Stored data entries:
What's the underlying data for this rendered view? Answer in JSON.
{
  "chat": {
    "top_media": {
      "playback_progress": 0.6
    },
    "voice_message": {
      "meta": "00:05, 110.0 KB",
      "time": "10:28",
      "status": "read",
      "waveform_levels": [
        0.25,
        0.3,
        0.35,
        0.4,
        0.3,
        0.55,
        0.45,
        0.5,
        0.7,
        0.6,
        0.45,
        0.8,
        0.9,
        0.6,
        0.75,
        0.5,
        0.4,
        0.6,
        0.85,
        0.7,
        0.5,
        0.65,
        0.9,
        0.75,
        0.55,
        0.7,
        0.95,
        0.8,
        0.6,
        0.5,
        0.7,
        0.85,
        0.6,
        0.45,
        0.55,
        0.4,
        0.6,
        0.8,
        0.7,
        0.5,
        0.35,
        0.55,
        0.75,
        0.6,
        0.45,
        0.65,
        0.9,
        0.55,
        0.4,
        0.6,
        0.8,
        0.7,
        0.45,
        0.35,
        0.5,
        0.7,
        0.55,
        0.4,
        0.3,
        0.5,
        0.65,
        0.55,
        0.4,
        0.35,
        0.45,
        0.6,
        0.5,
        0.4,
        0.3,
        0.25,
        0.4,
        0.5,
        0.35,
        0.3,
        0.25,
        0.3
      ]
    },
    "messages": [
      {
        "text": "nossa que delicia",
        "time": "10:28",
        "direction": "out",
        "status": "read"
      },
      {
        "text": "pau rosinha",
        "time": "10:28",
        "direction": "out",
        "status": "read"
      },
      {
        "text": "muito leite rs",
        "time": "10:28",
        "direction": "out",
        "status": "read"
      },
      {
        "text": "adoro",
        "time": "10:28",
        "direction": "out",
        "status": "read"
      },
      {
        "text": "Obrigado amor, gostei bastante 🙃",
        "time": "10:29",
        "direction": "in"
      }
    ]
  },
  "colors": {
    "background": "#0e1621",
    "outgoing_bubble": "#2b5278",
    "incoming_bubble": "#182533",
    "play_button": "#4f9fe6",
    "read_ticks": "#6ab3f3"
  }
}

> [PROBLEM STATEMENT]: Copy out the whole listing exactly.

> [FULL OUTPUT]:
What's the underlying data for this rendered view? Answer in JSON.
{
  "chat": {
    "top_media": {
      "playback_progress": 0.6
    },
    "voice_message": {
      "meta": "00:05, 110.0 KB",
      "time": "10:28",
      "status": "read",
      "waveform_levels": [
        0.25,
        0.3,
        0.35,
        0.4,
        0.3,
        0.55,
        0.45,
        0.5,
        0.7,
        0.6,
        0.45,
        0.8,
        0.9,
        0.6,
        0.75,
        0.5,
        0.4,
        0.6,
        0.85,
        0.7,
        0.5,
        0.65,
        0.9,
        0.75,
        0.55,
        0.7,
        0.95,
        0.8,
        0.6,
        0.5,
        0.7,
        0.85,
        0.6,
        0.45,
        0.55,
        0.4,
        0.6,
        0.8,
        0.7,
        0.5,
        0.35,
        0.55,
        0.75,
        0.6,
        0.45,
        0.65,
        0.9,
        0.55,
        0.4,
        0.6,
        0.8,
        0.7,
        0.45,
        0.35,
        0.5,
        0.7,
        0.55,
        0.4,
        0.3,
        0.5,
        0.65,
        0.55,
        0.4,
        0.35,
        0.45,
        0.6,
        0.5,
        0.4,
        0.3,
        0.25,
        0.4,
        0.5,
        0.35,
        0.3,
        0.25,
        0.3
      ]
    },
    "messages": [
      {
        "text": "nossa que delicia",
        "time": "10:28",
        "direction": "out",
        "status": "read"
      },
      {
        "text": "pau rosinha",
        "time": "10:28",
        "direction": "out",
        "status": "read"
      },
      {
        "text": "muito leite rs",
        "time": "10:28",
        "direction": "out",
        "status": "read"
      },
      {
        "text": "adoro",
        "time": "10:28",
        "direction": "out",
        "status": "read"
      },
      {
        "text": "Obrigado amor, gostei bastante 🙃",
        "time": "10:29",
        "direction": "in"
      }
    ]
  },
  "colors": {
    "background": "#0e1621",
    "outgoing_bubble": "#2b5278",
    "incoming_bubble": "#182533",
    "play_button": "#4f9fe6",
    "read_ticks": "#6ab3f3"
  }
}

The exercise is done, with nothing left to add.